Set task ▸ Give the material again in full, matching it exactly.

-- BEGIN Records for the exercise --

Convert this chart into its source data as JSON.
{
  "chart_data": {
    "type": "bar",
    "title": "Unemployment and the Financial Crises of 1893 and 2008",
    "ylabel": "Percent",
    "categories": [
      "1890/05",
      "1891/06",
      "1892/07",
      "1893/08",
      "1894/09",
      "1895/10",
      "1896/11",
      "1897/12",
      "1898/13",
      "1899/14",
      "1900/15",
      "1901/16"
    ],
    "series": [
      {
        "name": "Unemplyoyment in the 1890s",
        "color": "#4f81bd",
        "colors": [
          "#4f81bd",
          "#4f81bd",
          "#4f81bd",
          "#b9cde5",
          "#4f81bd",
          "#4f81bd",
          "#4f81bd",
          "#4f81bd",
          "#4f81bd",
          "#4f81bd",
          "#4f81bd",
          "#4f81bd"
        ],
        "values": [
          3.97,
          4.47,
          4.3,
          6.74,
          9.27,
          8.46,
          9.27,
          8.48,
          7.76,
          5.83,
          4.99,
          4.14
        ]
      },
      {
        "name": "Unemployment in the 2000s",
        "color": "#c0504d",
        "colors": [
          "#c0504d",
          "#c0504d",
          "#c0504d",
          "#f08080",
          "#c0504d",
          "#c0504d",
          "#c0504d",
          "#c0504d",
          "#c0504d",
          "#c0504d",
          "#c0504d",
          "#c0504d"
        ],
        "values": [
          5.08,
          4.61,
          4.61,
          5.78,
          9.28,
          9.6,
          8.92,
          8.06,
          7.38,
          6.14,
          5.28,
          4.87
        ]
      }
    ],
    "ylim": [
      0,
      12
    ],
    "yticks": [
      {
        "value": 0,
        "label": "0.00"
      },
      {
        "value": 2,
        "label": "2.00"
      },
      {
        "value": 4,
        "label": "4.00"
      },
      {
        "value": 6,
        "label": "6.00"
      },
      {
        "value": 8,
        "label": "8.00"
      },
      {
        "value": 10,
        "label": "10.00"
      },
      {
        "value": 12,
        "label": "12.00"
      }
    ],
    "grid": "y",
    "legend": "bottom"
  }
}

-- END Records for the exercise --

Solution to this exercise ▸
Convert this chart into its source data as JSON.
{
  "chart_data": {
    "type": "bar",
    "title": "Unemployment and the Financial Crises of 1893 and 2008",
    "ylabel": "Percent",
    "categories": [
      "1890/05",
      "1891/06",
      "1892/07",
      "1893/08",
      "1894/09",
      "1895/10",
      "1896/11",
      "1897/12",
      "1898/13",
      "1899/14",
      "1900/15",
      "1901/16"
    ],
    "series": [
      {
        "name": "Unemplyoyment in the 1890s",
        "color": "#4f81bd",
        "colors": [
          "#4f81bd",
          "#4f81bd",
          "#4f81bd",
          "#b9cde5",
          "#4f81bd",
          "#4f81bd",
          "#4f81bd",
          "#4f81bd",
          "#4f81bd",
          "#4f81bd",
          "#4f81bd",
          "#4f81bd"
        ],
        "values": [
          3.97,
          4.47,
          4.3,
          6.74,
          9.27,
          8.46,
          9.27,
          8.48,
          7.76,
          5.83,
          4.99,
          4.14
        ]
      },
      {
        "name": "Unemployment in the 2000s",
        "color": "#c0504d",
        "colors": [
          "#c0504d",
          "#c0504d",
          "#c0504d",
          "#f08080",
          "#c0504d",
          "#c0504d",
          "#c0504d",
          "#c0504d",
          "#c0504d",
          "#c0504d",
          "#c0504d",
          "#c0504d"
        ],
        "values": [
          5.08,
          4.61,
          4.61,
          5.78,
          9.28,
          9.6,
          8.92,
          8.06,
          7.38,
          6.14,
          5.28,
          4.87
        ]
      }
    ],
    "ylim": [
      0,
      12
    ],
    "yticks": [
      {
        "value": 0,
        "label": "0.00"
      },
      {
        "value": 2,
        "label": "2.00"
      },
      {
        "value": 4,
        "label": "4.00"
      },
      {
        "value": 6,
        "label": "6.00"
      },
      {
        "value": 8,
        "label": "8.00"
      },
      {
        "value": 10,
        "label": "10.00"
      },
      {
        "value": 12,
        "label": "12.00"
      }
    ],
    "grid": "y",
    "legend": "bottom"
  }
}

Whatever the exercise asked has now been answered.